====== RECORDS FOR THE TASK

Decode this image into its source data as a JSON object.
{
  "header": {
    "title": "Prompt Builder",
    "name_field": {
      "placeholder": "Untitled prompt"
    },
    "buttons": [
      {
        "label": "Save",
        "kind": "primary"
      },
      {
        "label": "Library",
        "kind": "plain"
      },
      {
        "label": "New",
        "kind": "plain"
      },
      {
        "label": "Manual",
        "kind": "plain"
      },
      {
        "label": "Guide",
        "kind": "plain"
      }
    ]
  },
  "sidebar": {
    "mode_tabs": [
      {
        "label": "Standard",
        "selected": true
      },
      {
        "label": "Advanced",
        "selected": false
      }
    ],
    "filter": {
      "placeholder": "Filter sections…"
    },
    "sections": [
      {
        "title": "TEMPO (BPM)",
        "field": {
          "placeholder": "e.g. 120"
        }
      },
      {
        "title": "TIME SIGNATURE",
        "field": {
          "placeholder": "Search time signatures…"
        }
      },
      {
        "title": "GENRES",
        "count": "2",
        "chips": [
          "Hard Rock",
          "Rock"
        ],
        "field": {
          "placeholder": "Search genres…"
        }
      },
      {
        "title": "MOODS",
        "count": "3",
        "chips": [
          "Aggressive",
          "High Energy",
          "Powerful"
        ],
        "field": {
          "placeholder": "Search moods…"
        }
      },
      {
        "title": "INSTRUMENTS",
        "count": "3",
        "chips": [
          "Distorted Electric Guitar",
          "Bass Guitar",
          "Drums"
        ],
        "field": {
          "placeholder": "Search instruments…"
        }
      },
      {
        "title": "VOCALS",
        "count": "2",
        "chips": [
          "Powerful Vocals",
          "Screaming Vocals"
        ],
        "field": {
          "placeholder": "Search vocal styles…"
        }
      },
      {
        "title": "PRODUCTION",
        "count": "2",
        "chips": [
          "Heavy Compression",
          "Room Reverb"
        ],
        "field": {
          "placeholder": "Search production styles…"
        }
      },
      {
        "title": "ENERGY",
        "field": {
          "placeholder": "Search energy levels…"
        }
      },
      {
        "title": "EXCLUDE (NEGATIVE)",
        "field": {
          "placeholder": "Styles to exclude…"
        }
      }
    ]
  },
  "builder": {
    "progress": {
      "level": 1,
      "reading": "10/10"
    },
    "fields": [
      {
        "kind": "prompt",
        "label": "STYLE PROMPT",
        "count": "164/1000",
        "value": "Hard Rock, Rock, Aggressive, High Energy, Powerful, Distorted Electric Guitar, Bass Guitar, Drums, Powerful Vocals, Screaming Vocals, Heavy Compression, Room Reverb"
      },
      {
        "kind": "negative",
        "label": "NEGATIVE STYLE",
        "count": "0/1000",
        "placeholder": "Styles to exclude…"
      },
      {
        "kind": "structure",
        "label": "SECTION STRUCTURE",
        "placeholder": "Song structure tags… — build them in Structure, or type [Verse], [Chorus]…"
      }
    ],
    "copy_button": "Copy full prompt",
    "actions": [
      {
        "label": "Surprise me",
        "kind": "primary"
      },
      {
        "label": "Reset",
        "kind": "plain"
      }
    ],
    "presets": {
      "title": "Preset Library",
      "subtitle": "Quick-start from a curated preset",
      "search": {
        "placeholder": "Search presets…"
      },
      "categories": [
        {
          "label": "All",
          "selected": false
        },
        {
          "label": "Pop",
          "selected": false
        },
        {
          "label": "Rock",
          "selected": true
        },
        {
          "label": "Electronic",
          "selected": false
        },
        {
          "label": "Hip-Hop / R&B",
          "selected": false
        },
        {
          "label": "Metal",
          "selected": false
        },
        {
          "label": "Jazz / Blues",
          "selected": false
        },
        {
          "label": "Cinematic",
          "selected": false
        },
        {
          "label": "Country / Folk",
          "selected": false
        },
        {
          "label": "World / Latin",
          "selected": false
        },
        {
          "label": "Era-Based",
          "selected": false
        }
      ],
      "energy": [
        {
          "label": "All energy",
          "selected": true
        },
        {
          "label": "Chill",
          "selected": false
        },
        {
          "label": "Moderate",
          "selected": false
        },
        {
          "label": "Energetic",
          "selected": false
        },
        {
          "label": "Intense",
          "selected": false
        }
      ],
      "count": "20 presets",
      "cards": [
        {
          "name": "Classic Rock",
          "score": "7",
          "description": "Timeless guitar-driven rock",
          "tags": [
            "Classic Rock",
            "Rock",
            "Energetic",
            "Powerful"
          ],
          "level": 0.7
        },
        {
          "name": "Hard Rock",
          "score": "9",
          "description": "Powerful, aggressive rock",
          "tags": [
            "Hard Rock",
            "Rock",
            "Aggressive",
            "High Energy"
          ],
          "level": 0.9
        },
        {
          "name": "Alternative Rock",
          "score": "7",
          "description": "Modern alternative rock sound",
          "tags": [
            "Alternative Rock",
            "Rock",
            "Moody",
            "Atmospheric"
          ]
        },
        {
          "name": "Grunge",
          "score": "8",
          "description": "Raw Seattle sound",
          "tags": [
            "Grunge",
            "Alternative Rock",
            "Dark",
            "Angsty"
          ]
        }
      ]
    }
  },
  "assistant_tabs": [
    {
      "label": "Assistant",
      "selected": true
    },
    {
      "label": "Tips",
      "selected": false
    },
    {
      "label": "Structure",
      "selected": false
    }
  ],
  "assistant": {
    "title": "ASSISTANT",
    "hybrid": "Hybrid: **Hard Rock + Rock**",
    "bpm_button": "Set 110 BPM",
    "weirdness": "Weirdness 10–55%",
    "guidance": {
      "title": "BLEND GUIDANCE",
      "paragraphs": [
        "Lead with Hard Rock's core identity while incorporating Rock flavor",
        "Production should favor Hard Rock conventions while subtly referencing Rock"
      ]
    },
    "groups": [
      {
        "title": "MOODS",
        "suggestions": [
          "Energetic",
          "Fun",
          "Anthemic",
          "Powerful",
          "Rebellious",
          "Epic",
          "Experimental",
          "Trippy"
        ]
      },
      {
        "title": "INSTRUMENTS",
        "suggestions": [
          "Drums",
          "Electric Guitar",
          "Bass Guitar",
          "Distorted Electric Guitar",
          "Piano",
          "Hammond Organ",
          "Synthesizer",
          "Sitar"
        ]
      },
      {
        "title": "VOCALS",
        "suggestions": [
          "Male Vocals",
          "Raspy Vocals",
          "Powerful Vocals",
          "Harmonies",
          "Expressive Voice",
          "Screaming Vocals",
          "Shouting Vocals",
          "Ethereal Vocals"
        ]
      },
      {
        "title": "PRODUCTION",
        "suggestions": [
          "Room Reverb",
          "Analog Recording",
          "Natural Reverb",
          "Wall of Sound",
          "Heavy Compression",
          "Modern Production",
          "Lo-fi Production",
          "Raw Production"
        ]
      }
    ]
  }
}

============

GIVEN PROBLEM » Pull out every line in the material above where "High" occurs.

EXERCISE OUTPUT »
          "High Energy",
        "value": "Hard Rock, Rock, Aggressive, High Energy, Powerful, Distorted Electric Guitar, Bass Guitar, Drums, Powerful Vocals, Screaming Vocals, Heavy Compression, Room Reverb"
            "High Energy"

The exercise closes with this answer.